Data records:

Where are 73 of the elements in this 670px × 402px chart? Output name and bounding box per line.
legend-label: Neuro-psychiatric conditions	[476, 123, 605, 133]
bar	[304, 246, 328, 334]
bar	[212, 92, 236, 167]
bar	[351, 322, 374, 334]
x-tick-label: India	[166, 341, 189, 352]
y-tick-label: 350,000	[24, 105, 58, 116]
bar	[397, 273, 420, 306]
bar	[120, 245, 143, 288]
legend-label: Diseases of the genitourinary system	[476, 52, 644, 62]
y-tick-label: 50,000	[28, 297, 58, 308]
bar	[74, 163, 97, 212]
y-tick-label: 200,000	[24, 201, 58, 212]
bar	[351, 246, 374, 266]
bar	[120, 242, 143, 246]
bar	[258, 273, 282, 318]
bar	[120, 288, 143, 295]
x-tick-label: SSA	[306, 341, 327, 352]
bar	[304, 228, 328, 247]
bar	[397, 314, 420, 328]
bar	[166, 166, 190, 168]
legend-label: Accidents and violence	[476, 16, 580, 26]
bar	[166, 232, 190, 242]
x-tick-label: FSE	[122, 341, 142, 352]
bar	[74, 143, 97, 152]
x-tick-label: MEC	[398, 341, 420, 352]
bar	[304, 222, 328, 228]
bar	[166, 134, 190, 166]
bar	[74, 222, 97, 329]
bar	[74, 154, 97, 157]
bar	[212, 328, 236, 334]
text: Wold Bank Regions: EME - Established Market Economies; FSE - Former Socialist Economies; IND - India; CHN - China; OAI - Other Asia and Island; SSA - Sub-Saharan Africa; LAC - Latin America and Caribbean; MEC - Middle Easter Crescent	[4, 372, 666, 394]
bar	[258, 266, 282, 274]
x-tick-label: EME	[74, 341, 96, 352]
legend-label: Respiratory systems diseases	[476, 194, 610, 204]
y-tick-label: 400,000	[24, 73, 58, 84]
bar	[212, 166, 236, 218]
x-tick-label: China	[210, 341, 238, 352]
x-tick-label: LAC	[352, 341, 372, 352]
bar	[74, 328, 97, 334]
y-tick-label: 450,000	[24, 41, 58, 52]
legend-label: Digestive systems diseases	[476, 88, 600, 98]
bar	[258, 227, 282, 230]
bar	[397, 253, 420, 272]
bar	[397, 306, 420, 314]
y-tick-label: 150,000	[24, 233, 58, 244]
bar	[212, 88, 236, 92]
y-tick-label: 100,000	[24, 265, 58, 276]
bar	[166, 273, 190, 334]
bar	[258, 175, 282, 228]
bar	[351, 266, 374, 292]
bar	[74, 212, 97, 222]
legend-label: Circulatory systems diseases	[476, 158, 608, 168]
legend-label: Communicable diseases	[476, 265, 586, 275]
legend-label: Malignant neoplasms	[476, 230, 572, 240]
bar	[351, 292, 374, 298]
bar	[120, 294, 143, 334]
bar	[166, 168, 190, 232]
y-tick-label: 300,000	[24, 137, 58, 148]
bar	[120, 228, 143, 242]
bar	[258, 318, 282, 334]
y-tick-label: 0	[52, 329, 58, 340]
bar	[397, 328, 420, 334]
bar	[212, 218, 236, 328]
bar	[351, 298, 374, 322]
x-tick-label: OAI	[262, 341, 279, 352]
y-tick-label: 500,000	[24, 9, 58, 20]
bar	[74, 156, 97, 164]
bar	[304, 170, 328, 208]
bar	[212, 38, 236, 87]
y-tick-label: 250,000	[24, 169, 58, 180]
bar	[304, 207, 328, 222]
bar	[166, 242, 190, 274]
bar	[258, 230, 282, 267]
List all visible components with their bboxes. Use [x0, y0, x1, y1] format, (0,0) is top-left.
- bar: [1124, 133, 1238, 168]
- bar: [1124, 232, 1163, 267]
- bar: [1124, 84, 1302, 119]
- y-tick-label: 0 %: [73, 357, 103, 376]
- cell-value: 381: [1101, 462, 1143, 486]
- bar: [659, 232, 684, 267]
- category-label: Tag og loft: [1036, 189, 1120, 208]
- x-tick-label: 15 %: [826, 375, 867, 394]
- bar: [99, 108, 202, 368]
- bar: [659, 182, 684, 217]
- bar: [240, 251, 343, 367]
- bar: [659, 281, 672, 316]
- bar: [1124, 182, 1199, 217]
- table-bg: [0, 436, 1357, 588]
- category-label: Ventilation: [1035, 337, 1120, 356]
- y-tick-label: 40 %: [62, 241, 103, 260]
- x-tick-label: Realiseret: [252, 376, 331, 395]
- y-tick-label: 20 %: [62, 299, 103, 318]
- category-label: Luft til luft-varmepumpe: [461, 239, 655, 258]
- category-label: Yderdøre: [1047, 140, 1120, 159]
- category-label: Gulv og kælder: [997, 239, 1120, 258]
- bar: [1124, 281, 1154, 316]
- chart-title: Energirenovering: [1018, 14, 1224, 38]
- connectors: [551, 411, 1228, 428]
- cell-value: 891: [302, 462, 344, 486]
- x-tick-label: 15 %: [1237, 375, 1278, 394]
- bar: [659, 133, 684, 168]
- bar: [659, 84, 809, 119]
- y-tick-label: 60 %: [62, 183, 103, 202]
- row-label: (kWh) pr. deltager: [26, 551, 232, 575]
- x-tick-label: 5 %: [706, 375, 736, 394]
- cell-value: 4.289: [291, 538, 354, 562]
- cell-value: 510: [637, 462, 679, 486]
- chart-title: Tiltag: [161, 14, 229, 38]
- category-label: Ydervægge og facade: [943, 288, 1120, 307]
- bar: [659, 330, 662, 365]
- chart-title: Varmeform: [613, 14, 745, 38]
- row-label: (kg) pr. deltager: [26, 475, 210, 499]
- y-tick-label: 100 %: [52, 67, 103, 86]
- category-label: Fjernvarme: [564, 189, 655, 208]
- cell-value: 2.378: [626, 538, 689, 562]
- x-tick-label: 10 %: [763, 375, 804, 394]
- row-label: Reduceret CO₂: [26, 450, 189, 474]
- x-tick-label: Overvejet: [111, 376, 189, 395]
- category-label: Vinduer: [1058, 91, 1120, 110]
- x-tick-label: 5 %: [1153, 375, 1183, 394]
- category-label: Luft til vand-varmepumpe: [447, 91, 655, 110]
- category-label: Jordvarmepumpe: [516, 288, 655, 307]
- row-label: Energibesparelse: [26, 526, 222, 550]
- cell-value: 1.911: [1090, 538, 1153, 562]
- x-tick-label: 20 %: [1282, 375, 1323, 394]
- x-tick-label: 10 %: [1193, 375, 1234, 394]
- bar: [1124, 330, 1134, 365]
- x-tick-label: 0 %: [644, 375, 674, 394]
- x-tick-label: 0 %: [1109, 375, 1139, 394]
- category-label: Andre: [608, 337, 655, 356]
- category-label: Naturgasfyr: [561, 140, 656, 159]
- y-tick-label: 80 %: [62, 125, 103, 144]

To do: Count the lines above that contain the string "cell". Give only the number.

Written reply: 6